**TO DO**
Exactly as they appear, output all of the entries.

**MATERIAL TO PROCESS**

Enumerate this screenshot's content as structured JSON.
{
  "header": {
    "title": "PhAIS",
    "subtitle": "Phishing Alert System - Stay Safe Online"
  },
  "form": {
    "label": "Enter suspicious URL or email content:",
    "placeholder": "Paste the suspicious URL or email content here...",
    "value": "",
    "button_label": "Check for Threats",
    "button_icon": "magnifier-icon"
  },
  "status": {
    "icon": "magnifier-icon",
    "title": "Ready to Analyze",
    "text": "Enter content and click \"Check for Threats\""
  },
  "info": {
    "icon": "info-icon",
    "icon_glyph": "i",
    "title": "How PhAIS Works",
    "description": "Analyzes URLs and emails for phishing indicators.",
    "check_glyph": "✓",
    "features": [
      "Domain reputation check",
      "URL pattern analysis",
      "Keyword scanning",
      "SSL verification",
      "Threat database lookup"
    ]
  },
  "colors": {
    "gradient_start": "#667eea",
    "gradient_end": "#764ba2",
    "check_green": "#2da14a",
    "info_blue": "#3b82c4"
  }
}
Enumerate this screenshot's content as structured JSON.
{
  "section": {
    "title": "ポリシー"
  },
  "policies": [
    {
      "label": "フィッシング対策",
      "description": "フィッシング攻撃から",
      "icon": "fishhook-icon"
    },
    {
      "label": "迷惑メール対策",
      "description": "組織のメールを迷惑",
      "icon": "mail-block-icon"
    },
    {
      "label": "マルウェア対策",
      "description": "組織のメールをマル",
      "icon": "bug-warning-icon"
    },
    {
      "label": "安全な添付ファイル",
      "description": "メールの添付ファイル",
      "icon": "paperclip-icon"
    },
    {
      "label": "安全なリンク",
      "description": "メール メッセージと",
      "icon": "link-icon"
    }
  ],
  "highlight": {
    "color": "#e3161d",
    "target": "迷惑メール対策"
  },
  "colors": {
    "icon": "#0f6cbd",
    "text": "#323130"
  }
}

**RESPONSE TO THE EXERCISE**
Enumerate this screenshot's content as structured JSON.
{
  "header": {
    "title": "PhAIS",
    "subtitle": "Phishing Alert System - Stay Safe Online"
  },
  "form": {
    "label": "Enter suspicious URL or email content:",
    "placeholder": "Paste the suspicious URL or email content here...",
    "value": "",
    "button_label": "Check for Threats",
    "button_icon": "magnifier-icon"
  },
  "status": {
    "icon": "magnifier-icon",
    "title": "Ready to Analyze",
    "text": "Enter content and click \"Check for Threats\""
  },
  "info": {
    "icon": "info-icon",
    "icon_glyph": "i",
    "title": "How PhAIS Works",
    "description": "Analyzes URLs and emails for phishing indicators.",
    "check_glyph": "✓",
    "features": [
      "Domain reputation check",
      "URL pattern analysis",
      "Keyword scanning",
      "SSL verification",
      "Threat database lookup"
    ]
  },
  "colors": {
    "gradient_start": "#667eea",
    "gradient_end": "#764ba2",
    "check_green": "#2da14a",
    "info_blue": "#3b82c4"
  }
}
Enumerate this screenshot's content as structured JSON.
{
  "section": {
    "title": "ポリシー"
  },
  "policies": [
    {
      "label": "フィッシング対策",
      "description": "フィッシング攻撃から",
      "icon": "fishhook-icon"
    },
    {
      "label": "迷惑メール対策",
      "description": "組織のメールを迷惑",
      "icon": "mail-block-icon"
    },
    {
      "label": "マルウェア対策",
      "description": "組織のメールをマル",
      "icon": "bug-warning-icon"
    },
    {
      "label": "安全な添付ファイル",
      "description": "メールの添付ファイル",
      "icon": "paperclip-icon"
    },
    {
      "label": "安全なリンク",
      "description": "メール メッセージと",
      "icon": "link-icon"
    }
  ],
  "highlight": {
    "color": "#e3161d",
    "target": "迷惑メール対策"
  },
  "colors": {
    "icon": "#0f6cbd",
    "text": "#323130"
  }
}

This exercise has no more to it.